> ZU LÖSENDE AUFGABEN
• 1. Gib den Artikel über das Giesinger Bräu ab den Worten "Er ist Münchens" bis einschließlich "ein eigener Biergarten." wieder und tausche dabei "Biergarten" gegen "Bierkeller".
• 2. Beantworte zum Artikel über das Giesinger Bräu diese Fragen:
(a) Seit welchem Jahr baut Steffen Marx das Giesinger Bräu auf?
(b) In welcher Straße steht der Stehausschank, vor dem Marx abgebildet ist?
(c) Seit wie vielen Jahren hat die Brauerei einen Tiefbrunnen in der Landeshauptstadt?
• 3. Führe den Artikel über das Giesinger Bräu nach seinem letzten Satz fort.

> AUSZUG

────

Aufmüpfig und Spaß dran

Er ist Münchens Bier-Revoluzzer: Steffen Marx will es mit seinem Giesinger Bräu langfristig auf die Wiesn schaffen. Auf dem Weg dorthin etabliert er gerade Stehausschänke in jedem Viertel. Nächstes Ziel: ein eigener Biergarten.

Steffen Marx hat das Giesinger Bräu seit 2006 aufgebaut. Hier vor dem Stehausschank in der Augustenstraße.

Einer, „der sich gar nix scheißt“, so wird Giesinger-Bräu-Chef Steffen Marx (47) in einem aktuellen Kinofilm über die Brauerei angekündigt. Und der gebürtige Thüringer Marx ist tatsächlich jemand, der kein Problem damit hat, sich mit den Großen zu messen und mit seinem Image als Underdog zu spielen. Seine Brauerei hat es seit 2006 vom Garagen-Bierlaboratorium in die Riege der nun sieben großen Münchner Brauereien geschafft. Denn da die Giesinger Brauerei seit fünf Jahren einen Tiefbrunnen in der Landeshauptstadt hat, braut sie mit echtem Münchner Wasser – und das auf Stadtgebiet. Voraussetzungen für echtes Münchner Bier und damit für die Wiesn. Wann es so weit sein könnte und warum die neuen Stehausschänke der Brauerei gut ankommen, erzählt Marx im Interview.

────

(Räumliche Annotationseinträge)
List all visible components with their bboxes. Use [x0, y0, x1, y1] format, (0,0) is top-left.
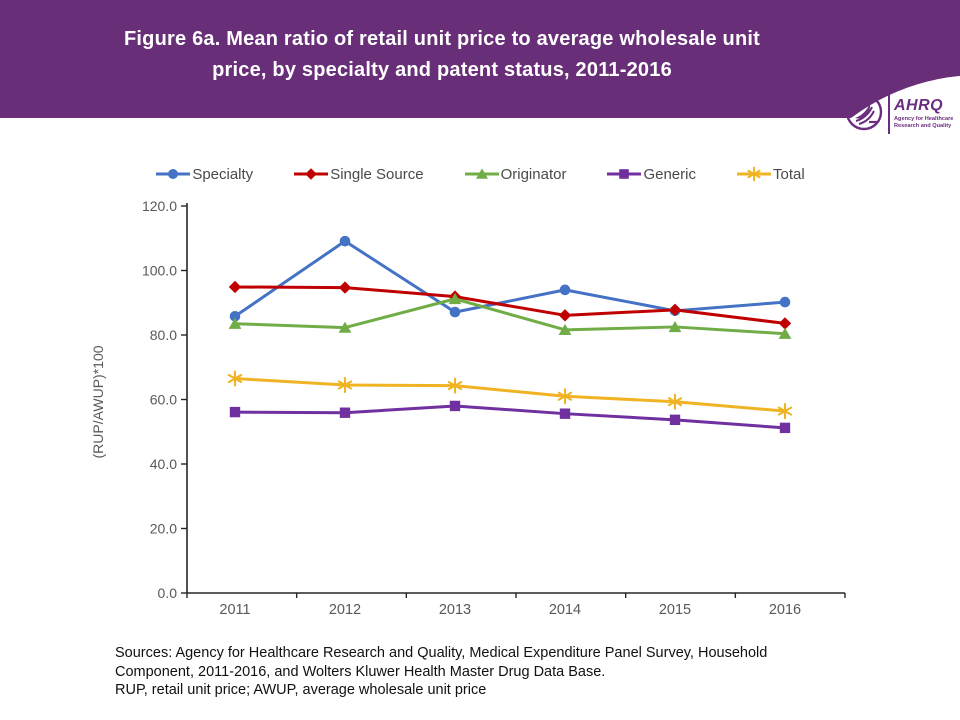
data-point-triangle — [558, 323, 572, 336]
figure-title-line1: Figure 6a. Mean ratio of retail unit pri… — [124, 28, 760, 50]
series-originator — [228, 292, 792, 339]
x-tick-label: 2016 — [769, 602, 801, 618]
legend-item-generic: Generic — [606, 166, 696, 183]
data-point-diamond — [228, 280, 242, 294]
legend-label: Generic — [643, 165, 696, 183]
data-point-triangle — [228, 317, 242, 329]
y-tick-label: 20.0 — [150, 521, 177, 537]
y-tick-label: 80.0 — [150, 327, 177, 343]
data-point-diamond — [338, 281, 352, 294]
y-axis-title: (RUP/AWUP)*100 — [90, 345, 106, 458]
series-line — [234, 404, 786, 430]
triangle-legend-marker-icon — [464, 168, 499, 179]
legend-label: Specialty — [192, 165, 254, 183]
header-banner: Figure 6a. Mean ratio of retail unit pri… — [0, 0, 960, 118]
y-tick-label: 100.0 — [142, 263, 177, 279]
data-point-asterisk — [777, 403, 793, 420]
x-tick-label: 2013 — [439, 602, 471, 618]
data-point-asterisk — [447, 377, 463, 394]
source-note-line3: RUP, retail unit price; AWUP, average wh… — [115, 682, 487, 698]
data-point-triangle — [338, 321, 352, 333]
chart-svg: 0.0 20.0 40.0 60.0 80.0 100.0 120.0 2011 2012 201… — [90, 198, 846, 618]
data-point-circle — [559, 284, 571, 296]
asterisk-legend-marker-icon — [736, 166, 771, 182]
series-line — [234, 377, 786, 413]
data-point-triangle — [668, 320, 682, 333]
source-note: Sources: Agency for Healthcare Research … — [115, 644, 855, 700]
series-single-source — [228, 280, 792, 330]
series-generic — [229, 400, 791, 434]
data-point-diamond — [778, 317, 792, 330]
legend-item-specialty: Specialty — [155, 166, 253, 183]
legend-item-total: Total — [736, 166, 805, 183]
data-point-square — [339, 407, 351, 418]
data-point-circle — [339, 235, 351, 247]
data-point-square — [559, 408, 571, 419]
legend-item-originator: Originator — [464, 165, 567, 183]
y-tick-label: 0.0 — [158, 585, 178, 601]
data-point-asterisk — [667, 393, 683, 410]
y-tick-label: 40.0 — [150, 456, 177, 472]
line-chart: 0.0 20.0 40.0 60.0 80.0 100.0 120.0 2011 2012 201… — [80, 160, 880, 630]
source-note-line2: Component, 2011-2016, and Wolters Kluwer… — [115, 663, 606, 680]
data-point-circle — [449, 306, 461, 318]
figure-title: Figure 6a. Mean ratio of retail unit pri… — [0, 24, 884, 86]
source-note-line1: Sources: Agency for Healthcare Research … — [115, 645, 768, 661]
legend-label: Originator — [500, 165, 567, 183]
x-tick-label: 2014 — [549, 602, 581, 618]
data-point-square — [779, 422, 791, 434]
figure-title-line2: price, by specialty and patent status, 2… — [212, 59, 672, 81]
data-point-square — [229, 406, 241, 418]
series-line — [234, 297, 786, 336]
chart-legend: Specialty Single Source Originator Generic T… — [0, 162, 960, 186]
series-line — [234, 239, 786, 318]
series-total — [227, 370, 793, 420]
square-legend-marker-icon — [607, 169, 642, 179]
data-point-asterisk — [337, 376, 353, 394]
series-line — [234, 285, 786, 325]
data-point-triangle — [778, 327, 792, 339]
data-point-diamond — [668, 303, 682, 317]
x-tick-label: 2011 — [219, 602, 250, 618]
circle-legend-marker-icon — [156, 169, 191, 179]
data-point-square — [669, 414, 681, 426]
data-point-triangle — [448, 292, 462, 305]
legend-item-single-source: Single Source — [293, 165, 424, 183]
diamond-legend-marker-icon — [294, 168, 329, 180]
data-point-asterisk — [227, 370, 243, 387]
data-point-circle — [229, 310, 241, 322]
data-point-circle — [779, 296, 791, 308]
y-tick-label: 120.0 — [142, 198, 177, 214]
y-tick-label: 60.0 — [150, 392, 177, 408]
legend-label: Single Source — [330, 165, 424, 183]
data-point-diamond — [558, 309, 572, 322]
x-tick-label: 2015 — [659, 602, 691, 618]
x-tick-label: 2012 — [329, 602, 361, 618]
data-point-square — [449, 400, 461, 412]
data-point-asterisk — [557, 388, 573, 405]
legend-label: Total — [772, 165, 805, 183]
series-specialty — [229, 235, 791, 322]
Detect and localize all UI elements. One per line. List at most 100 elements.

────

> ANTWORTEN NACH AUFGABE
• 1.
Er ist Münchens Bier-Revoluzzer: Steffen Marx will es mit seinem Giesinger Bräu langfristig auf die Wiesn schaffen. Auf dem Weg dorthin etabliert er gerade Stehausschänke in jedem Viertel. Nächstes Ziel: ein eigener Bierkeller.

• 2.
(a) Seit 2006.
(b) In der Augustenstraße.
(c) Seit fünf Jahren.

• 3.
Hallo Herr Marx, Sie haben mittlerweile vier Stehausschänke im Stadtgebiet. Nur Getränke, kein Essen – hätten Sie gedacht, dass das funktionieren kann?
Boazn gab es in München schon immer, in den letzten Jahren wurden sie weniger. Der Unterschied von uns zu, sagen wir mal, „Heikes Pils Kneipe“ ist, dass wir vor allem Leute anziehen wollen, die nach der Arbeit noch ein Bier trinken. Deswegen geht es bei uns nicht vor 16 Uhr los, und spätestens gegen Mitternacht ist Schluss. Und wir schauen, dass es in der Nähe auch immer was gibt, wo sich die Leute Essen auf die Hand mitnehmen können. Oder sie kommen vor dem Essengehen oder danach noch in den Stehausschank.

Also eher gehobenes Trinken als ein Ort für Bierdimpfel?
So würde ich es nicht ausdrücken. Aber wir achten schon aufs Interieur. Es ist hell eingerichtet bei uns, ohne Schnickschnack. Wir haben festgestellt, die Leute mögen das. Unsere Zielgruppe ist im Alter von 25 bis 50 Jahren. Ich hab mal die Parole rausgehauen: „Lasst uns in jedes Viertel gehen!“ Mal sehen, ob wir das schaffen (lacht).

Wie kam es zur Idee mit den Stehausschänken?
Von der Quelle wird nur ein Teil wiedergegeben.